:: Task to complete ::
Scan the listing and work out how many lines contain the word "JSON". Nothing but the number should be given.

:: Rows ::
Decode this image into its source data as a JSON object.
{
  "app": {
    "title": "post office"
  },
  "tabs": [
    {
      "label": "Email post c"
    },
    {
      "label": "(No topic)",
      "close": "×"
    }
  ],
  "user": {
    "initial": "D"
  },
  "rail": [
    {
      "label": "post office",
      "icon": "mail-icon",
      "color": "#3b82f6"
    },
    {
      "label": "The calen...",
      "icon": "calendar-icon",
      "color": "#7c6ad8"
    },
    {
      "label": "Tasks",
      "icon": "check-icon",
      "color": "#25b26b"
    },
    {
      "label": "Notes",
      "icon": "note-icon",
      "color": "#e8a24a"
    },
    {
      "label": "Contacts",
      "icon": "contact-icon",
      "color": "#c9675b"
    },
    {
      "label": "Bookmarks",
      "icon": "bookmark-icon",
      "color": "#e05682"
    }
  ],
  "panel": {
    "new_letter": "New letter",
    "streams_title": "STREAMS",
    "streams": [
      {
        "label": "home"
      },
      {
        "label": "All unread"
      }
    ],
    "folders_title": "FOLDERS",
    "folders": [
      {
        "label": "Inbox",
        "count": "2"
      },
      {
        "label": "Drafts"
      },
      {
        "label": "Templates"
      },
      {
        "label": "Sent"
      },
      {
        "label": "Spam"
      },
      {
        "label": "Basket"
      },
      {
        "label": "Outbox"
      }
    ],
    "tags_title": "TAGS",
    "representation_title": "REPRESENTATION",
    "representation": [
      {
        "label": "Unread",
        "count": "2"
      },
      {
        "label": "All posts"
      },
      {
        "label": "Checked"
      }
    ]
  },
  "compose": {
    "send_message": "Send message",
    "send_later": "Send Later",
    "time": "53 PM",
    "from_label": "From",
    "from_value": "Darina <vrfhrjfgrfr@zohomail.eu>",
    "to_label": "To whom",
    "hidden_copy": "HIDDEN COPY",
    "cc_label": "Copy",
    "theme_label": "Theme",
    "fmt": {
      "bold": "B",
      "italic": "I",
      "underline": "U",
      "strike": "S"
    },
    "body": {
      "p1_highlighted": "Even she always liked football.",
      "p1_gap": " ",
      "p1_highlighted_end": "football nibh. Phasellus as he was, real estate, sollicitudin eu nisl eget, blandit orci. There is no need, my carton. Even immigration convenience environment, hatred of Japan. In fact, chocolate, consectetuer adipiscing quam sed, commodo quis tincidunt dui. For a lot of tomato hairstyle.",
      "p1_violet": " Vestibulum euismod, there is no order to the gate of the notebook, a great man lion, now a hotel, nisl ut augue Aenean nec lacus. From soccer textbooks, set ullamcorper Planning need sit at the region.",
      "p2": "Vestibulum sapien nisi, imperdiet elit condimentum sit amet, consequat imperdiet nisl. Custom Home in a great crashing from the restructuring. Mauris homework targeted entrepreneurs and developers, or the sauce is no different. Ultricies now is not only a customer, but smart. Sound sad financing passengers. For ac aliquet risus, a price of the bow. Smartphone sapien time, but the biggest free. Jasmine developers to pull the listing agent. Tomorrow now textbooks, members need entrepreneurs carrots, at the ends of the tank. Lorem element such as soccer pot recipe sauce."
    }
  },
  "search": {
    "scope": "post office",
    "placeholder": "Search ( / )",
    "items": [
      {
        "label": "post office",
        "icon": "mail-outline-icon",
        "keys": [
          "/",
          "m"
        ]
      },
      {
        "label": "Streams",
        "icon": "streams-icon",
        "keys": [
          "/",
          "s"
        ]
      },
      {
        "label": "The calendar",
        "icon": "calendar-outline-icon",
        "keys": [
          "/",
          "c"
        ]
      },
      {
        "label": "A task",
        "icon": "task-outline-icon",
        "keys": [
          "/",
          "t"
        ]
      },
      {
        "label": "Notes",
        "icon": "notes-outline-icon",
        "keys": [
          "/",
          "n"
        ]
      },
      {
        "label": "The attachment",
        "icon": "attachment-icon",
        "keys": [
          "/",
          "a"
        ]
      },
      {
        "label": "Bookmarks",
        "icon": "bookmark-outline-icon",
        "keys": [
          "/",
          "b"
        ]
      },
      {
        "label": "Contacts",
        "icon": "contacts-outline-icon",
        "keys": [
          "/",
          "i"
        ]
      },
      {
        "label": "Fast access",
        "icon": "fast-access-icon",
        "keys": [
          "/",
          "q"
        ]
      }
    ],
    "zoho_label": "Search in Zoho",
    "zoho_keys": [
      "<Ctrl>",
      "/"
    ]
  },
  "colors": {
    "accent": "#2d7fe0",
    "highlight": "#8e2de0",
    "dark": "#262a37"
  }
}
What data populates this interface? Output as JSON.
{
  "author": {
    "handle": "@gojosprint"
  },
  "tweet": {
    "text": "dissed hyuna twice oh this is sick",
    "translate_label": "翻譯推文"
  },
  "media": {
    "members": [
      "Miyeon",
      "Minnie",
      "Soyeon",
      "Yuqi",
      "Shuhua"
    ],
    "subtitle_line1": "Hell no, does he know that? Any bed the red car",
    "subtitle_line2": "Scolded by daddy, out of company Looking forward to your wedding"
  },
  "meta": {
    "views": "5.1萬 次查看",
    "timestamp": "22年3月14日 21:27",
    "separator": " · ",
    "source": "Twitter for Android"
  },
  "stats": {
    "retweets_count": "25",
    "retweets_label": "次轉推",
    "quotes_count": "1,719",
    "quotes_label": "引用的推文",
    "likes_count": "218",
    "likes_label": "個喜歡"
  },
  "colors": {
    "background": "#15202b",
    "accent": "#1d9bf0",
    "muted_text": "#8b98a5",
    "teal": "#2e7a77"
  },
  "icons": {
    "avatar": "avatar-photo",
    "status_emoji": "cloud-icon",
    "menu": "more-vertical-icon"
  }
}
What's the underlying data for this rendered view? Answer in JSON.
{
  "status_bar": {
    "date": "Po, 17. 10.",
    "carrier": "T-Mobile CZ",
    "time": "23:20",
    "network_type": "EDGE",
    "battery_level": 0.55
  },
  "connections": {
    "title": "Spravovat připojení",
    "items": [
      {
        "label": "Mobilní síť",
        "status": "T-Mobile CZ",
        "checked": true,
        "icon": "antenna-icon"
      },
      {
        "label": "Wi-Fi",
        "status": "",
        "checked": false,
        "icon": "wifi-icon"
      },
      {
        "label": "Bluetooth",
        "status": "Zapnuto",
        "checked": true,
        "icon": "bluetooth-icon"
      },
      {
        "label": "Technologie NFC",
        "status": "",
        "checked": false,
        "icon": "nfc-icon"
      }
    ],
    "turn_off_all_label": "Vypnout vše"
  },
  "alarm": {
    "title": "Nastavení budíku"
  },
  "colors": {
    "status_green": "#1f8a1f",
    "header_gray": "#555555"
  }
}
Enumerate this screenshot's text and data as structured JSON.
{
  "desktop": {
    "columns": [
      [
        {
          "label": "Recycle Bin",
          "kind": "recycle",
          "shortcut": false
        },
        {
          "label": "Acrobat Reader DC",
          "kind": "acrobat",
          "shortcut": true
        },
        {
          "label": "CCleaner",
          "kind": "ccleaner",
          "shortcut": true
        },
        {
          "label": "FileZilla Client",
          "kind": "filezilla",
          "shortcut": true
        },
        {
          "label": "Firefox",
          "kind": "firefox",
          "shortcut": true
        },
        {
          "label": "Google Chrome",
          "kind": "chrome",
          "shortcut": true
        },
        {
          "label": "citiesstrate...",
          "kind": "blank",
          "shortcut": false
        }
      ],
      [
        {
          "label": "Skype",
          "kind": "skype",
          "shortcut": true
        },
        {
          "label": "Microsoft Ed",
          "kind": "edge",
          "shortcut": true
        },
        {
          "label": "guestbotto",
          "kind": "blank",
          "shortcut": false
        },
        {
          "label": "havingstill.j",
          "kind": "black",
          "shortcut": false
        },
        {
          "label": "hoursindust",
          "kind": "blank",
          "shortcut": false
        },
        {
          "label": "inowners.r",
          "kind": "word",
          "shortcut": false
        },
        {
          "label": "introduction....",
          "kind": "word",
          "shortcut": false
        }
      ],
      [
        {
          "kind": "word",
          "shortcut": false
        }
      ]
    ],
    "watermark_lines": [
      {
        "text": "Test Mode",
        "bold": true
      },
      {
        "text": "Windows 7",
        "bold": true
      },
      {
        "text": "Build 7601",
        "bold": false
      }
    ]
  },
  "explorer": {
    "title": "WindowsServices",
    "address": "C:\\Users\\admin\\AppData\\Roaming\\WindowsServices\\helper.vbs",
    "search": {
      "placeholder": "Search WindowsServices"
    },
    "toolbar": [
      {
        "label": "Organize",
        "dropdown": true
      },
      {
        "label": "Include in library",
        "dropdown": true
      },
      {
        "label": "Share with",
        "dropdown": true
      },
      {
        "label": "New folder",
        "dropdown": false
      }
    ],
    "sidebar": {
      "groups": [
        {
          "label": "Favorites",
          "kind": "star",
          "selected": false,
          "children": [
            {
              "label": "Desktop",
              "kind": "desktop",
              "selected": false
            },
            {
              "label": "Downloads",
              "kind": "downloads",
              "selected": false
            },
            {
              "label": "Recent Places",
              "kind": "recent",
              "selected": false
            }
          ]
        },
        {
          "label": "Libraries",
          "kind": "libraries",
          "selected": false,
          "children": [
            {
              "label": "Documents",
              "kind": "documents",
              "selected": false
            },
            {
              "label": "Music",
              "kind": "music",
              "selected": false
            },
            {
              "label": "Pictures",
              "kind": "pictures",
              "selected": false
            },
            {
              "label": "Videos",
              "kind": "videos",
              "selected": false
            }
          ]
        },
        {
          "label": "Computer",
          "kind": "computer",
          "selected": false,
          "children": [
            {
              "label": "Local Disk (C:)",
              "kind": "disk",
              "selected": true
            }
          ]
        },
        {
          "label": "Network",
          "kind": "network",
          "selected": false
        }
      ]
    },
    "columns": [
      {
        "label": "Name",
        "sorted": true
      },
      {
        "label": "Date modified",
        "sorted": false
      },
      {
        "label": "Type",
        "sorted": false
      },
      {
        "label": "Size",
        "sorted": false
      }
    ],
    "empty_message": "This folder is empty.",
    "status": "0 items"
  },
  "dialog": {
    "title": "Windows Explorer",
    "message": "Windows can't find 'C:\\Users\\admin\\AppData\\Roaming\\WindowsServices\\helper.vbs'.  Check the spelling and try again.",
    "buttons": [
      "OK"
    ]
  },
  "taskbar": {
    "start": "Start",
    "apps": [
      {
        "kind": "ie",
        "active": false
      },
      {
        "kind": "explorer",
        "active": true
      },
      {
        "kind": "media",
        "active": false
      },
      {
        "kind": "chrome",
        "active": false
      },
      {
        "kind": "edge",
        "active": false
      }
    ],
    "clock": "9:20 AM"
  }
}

:: Task response ::
4